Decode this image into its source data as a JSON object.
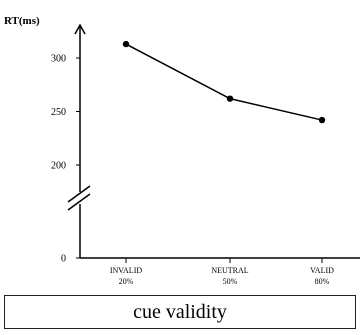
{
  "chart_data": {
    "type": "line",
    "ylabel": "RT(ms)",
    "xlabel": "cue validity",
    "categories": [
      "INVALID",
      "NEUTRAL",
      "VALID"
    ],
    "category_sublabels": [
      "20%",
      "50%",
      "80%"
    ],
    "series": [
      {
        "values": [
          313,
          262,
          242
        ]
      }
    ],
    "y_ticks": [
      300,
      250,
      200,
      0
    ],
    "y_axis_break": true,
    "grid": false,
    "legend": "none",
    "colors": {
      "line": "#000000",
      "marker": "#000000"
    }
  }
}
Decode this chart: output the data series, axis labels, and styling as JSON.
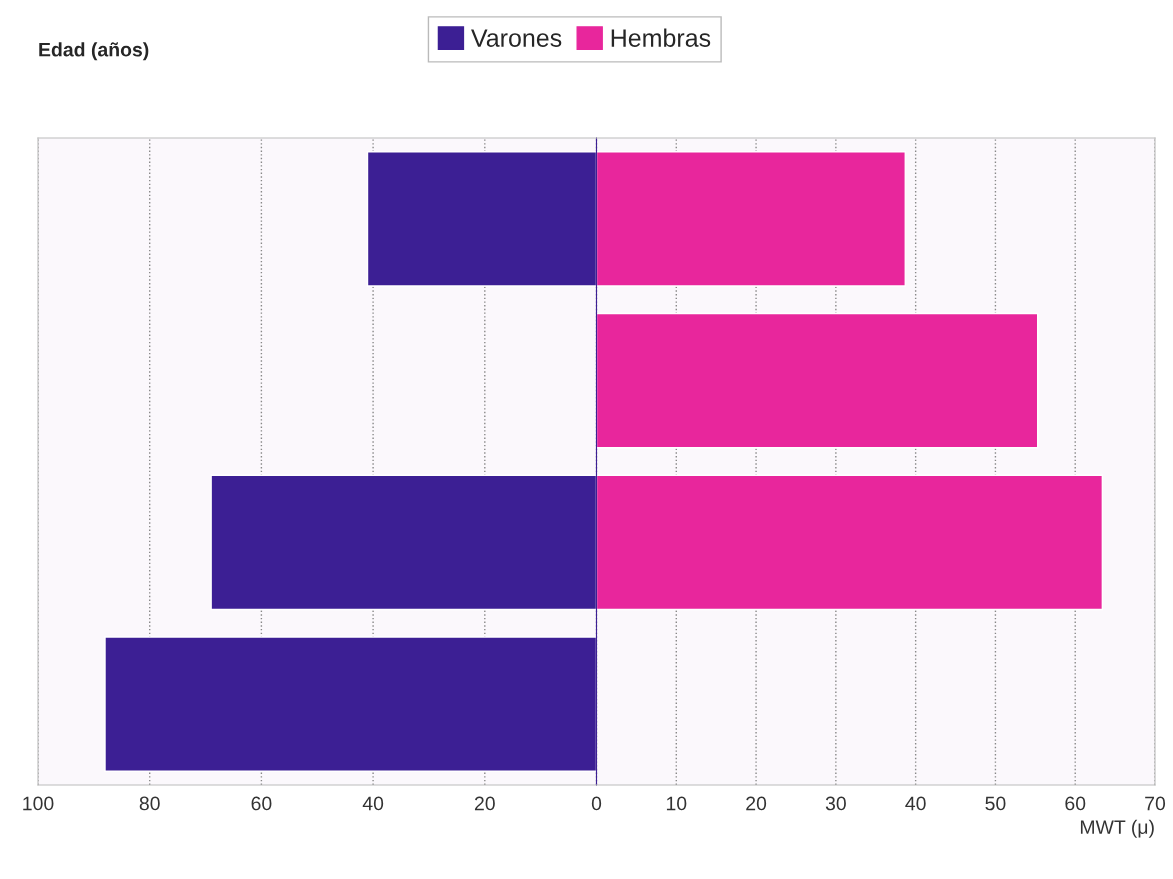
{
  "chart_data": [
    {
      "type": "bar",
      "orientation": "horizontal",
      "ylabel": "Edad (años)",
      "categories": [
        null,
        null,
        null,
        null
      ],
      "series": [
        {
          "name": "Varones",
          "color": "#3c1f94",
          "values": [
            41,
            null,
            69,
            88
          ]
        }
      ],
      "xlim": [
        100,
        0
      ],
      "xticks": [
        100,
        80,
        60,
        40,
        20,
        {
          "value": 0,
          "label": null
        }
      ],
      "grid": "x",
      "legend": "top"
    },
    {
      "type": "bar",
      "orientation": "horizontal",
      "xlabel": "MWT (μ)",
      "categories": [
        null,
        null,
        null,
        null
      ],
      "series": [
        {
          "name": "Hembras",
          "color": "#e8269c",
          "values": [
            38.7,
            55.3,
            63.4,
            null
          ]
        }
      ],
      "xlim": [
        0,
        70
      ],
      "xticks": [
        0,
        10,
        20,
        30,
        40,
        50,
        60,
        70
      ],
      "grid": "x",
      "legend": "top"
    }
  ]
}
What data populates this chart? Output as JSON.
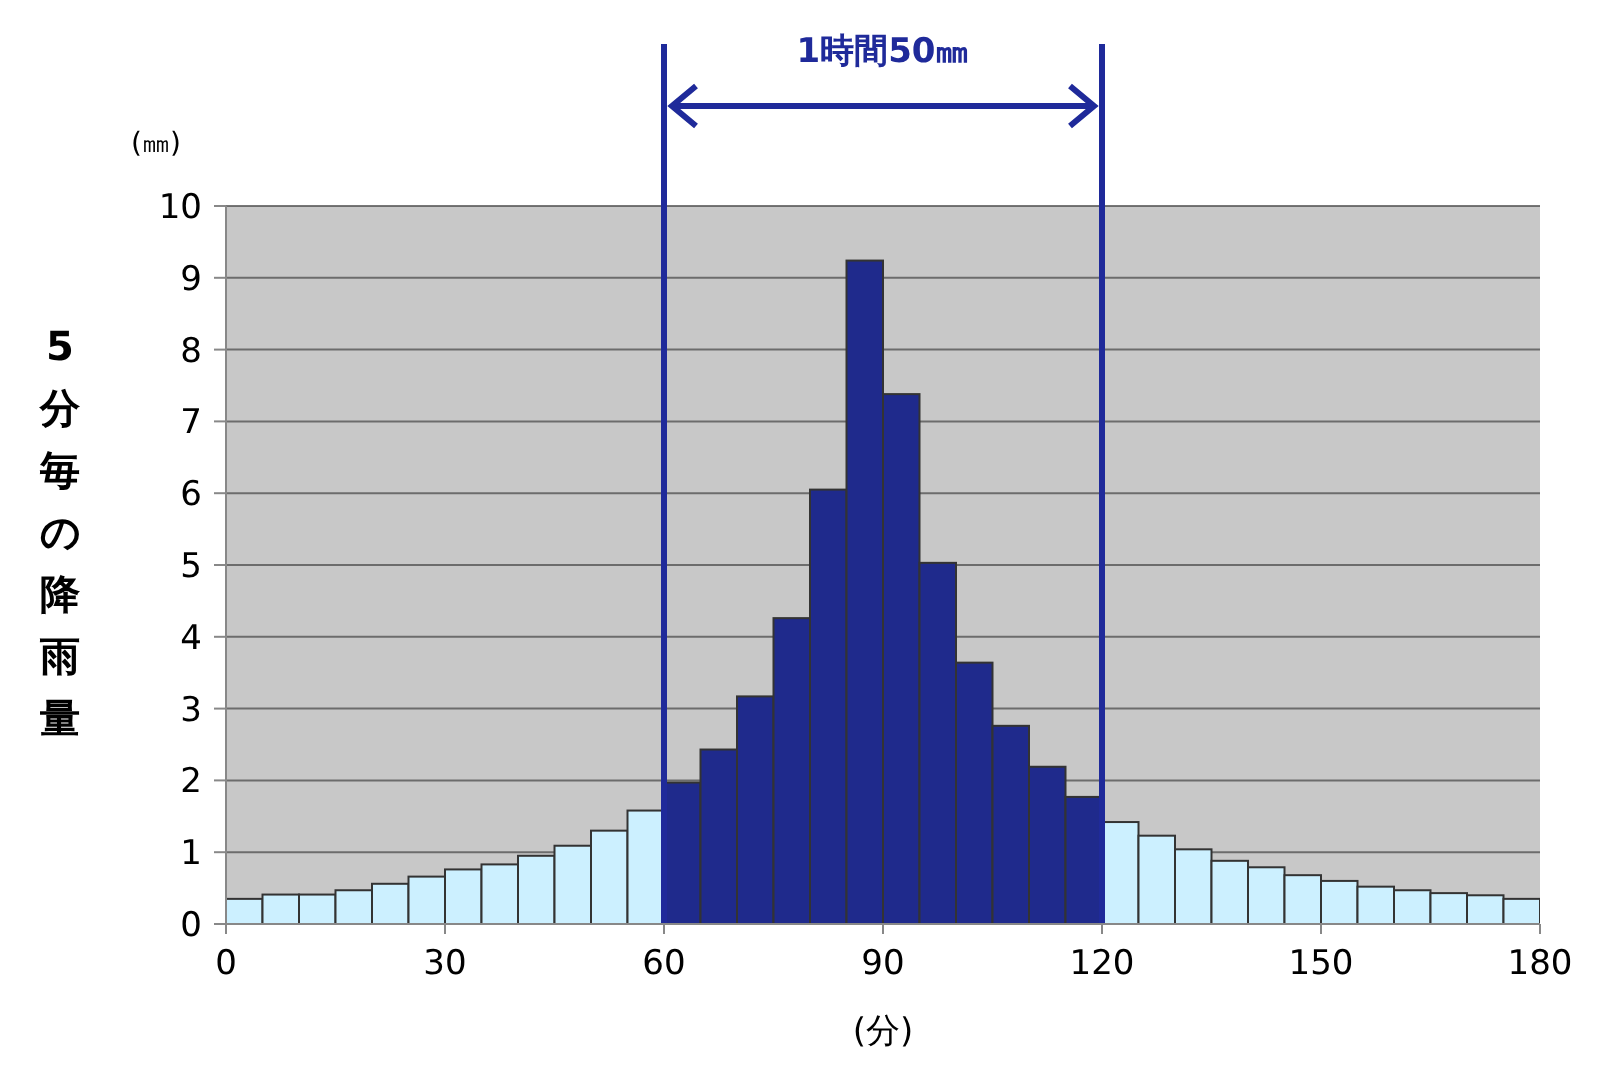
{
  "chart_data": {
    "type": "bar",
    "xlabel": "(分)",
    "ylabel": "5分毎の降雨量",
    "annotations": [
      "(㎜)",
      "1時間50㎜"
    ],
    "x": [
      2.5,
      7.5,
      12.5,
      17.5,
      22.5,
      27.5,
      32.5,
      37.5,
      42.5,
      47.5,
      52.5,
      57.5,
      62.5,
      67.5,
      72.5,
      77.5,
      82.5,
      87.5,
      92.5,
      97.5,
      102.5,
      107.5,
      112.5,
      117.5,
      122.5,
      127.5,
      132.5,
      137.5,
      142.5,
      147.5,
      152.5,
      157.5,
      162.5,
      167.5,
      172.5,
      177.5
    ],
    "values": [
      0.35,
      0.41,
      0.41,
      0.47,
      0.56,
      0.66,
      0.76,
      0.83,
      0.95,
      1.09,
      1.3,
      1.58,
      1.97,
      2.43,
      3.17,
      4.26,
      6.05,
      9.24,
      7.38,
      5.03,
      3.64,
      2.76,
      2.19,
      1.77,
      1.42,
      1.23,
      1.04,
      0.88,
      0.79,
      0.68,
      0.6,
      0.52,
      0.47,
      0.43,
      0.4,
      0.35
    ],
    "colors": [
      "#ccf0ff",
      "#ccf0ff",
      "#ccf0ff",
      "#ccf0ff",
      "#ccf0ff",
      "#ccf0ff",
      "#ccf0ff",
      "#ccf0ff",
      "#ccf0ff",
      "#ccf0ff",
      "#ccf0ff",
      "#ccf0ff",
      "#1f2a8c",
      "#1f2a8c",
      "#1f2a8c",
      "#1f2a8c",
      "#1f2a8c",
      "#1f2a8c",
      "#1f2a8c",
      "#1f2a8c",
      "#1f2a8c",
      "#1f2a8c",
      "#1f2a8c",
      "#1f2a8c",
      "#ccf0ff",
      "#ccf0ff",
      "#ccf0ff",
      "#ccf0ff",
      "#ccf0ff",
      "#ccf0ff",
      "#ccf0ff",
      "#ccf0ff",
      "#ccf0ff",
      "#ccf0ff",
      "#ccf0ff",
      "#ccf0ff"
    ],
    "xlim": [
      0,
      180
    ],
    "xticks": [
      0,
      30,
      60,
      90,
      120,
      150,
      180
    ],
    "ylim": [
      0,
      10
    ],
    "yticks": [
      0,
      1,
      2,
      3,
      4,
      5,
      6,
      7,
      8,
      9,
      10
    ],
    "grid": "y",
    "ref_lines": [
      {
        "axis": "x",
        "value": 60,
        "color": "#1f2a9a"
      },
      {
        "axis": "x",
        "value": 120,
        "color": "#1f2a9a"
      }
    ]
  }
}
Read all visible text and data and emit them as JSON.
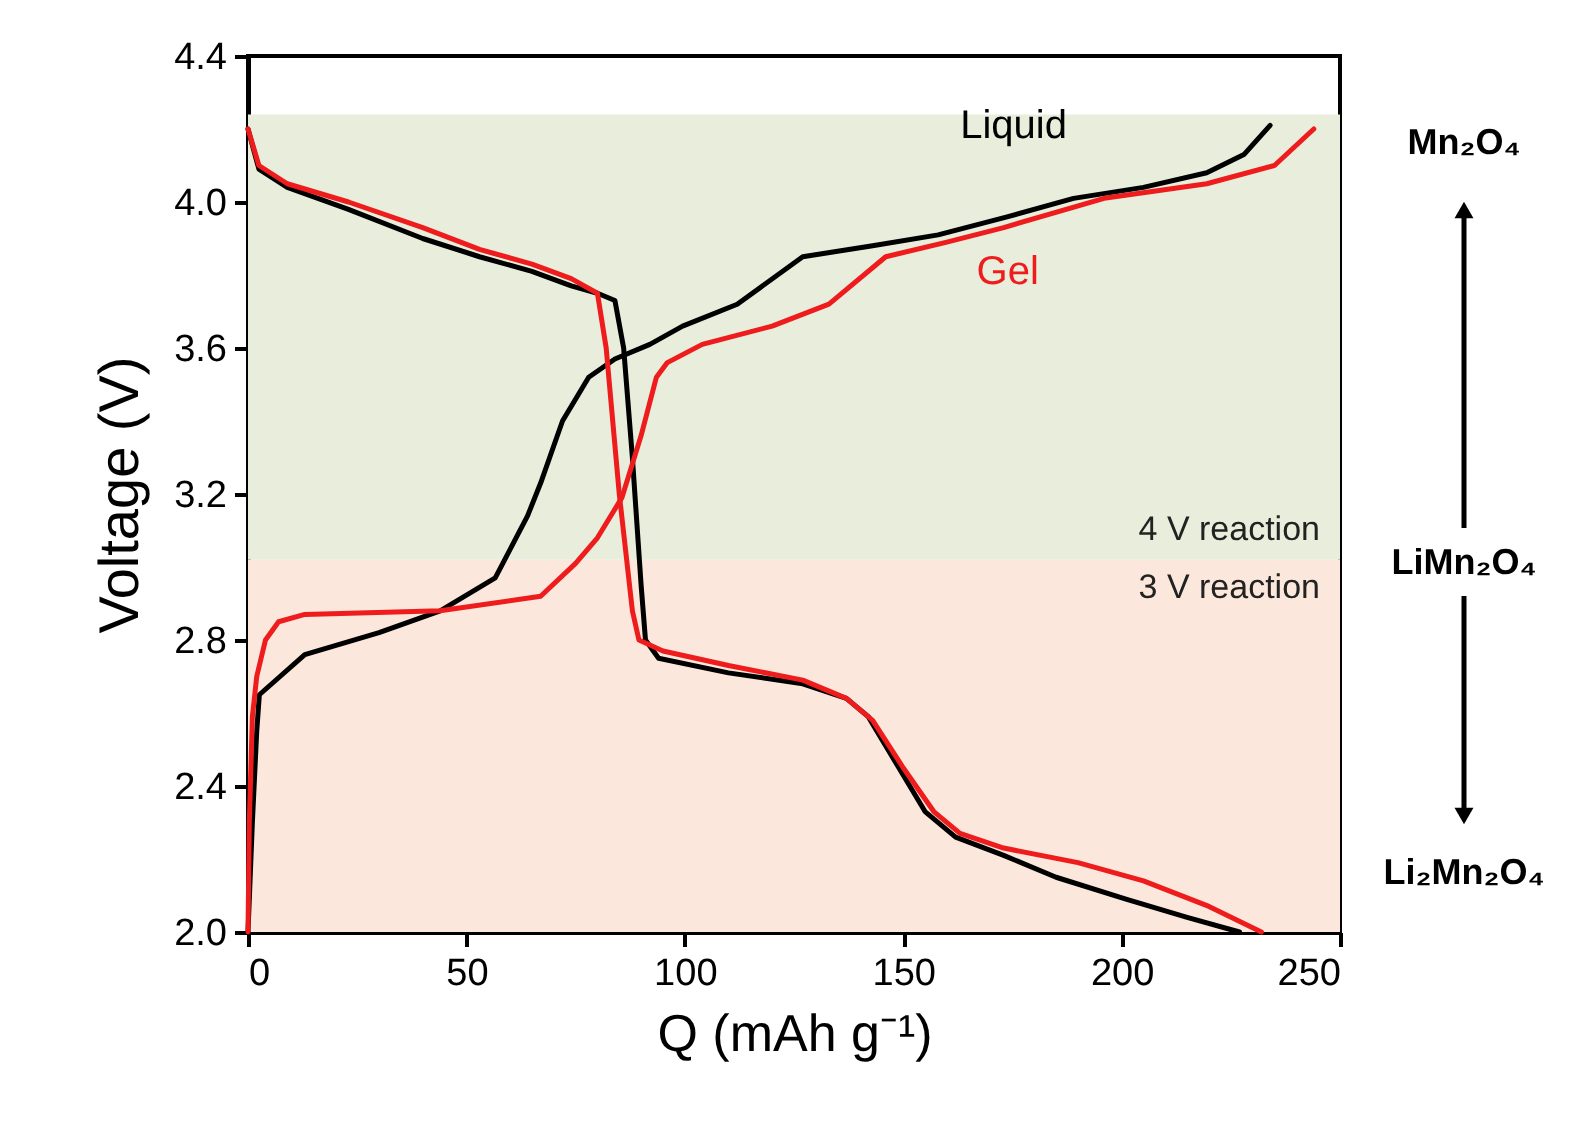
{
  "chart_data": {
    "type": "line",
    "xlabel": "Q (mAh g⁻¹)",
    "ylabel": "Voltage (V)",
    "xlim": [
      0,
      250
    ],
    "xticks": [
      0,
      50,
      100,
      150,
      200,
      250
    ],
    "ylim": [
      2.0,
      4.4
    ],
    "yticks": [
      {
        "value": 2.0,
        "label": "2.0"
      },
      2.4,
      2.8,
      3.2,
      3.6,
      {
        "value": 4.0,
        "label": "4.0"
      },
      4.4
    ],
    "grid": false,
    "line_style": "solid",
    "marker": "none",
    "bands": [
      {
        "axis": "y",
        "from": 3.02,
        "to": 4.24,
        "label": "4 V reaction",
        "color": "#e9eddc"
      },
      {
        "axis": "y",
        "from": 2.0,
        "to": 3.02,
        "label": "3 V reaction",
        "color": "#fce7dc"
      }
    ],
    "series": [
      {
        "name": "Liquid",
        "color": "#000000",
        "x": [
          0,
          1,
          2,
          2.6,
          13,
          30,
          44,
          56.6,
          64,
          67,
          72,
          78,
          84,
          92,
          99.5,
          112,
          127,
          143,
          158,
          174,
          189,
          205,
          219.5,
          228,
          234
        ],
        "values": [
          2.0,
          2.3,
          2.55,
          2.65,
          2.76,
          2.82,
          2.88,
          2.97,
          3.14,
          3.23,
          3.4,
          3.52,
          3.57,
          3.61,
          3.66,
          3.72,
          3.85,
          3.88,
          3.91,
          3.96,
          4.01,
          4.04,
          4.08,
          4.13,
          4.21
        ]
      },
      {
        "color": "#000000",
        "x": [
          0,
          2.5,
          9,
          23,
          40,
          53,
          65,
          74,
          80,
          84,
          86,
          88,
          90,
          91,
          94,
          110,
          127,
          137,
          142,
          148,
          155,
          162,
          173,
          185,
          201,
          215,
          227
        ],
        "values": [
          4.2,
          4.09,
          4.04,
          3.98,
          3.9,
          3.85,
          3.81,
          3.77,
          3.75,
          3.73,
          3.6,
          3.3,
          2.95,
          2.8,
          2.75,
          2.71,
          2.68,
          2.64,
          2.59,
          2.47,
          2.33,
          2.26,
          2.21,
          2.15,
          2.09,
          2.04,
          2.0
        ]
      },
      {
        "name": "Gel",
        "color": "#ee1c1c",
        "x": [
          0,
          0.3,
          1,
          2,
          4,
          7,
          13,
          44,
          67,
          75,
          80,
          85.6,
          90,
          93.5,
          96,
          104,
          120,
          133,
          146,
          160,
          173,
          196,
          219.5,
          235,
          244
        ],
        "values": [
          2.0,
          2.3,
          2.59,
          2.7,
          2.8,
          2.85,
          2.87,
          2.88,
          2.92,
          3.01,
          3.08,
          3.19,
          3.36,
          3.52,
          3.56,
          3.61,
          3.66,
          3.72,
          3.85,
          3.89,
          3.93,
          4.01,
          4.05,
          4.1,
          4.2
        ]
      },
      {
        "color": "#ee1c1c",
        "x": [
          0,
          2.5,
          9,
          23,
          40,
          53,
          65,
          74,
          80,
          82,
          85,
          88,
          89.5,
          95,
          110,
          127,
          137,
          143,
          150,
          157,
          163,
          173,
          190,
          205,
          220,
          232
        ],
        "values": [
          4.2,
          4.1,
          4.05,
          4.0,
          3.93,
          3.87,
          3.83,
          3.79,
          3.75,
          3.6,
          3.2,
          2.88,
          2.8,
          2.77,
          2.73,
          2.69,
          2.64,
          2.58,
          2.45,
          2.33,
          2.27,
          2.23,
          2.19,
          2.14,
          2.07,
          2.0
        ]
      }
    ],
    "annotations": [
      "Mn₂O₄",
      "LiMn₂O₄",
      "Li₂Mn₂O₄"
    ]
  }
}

++++++++++++++++++++

Copy out all lines above that include the string "name".

- _FULL SOLUTION_
          "name": "Varones",
          "name": "Hembras",
        "name": "Liquid",
        "name": "Gel",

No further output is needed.